→ **JOB**: An exact copy of the records is required, minus the pictures they hold.

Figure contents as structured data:
start

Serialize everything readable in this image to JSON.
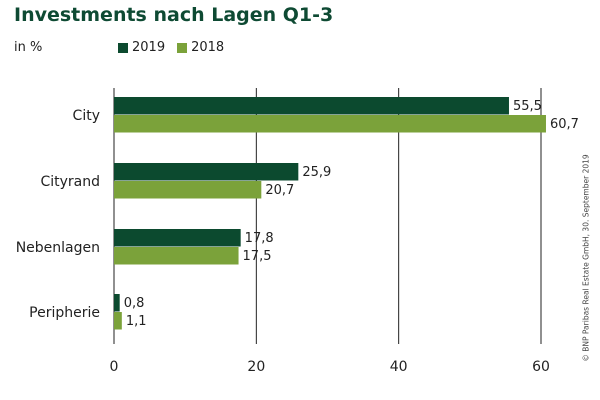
{
  "colors": {
    "series_2019": "#0c4a2f",
    "series_2018": "#7ba23a",
    "title": "#0e4a33",
    "grid": "#222222"
  },
  "copyright": "© BNP Paribas Real Estate GmbH, 30. September 2019",
  "chart_data": {
    "type": "bar",
    "orientation": "horizontal",
    "title": "Investments nach Lagen Q1-3",
    "unit_label": "in %",
    "categories": [
      "City",
      "Cityrand",
      "Nebenlagen",
      "Peripherie"
    ],
    "series": [
      {
        "name": "2019",
        "values": [
          55.5,
          25.9,
          17.8,
          0.8
        ],
        "labels": [
          "55,5",
          "25,9",
          "17,8",
          "0,8"
        ]
      },
      {
        "name": "2018",
        "values": [
          60.7,
          20.7,
          17.5,
          1.1
        ],
        "labels": [
          "60,7",
          "20,7",
          "17,5",
          "1,1"
        ]
      }
    ],
    "xlim": [
      0,
      60
    ],
    "xticks": [
      0,
      20,
      40,
      60
    ],
    "grid": true,
    "legend": "top"
  }
}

end

→ **EXPECTED ANSWER**:
Serialize everything readable in this image to JSON.
{
  "colors": {
    "series_2019": "#0c4a2f",
    "series_2018": "#7ba23a",
    "title": "#0e4a33",
    "grid": "#222222"
  },
  "copyright": "© BNP Paribas Real Estate GmbH, 30. September 2019",
  "chart_data": {
    "type": "bar",
    "orientation": "horizontal",
    "title": "Investments nach Lagen Q1-3",
    "unit_label": "in %",
    "categories": [
      "City",
      "Cityrand",
      "Nebenlagen",
      "Peripherie"
    ],
    "series": [
      {
        "name": "2019",
        "values": [
          55.5,
          25.9,
          17.8,
          0.8
        ],
        "labels": [
          "55,5",
          "25,9",
          "17,8",
          "0,8"
        ]
      },
      {
        "name": "2018",
        "values": [
          60.7,
          20.7,
          17.5,
          1.1
        ],
        "labels": [
          "60,7",
          "20,7",
          "17,5",
          "1,1"
        ]
      }
    ],
    "xlim": [
      0,
      60
    ],
    "xticks": [
      0,
      20,
      40,
      60
    ],
    "grid": true,
    "legend": "top"
  }
}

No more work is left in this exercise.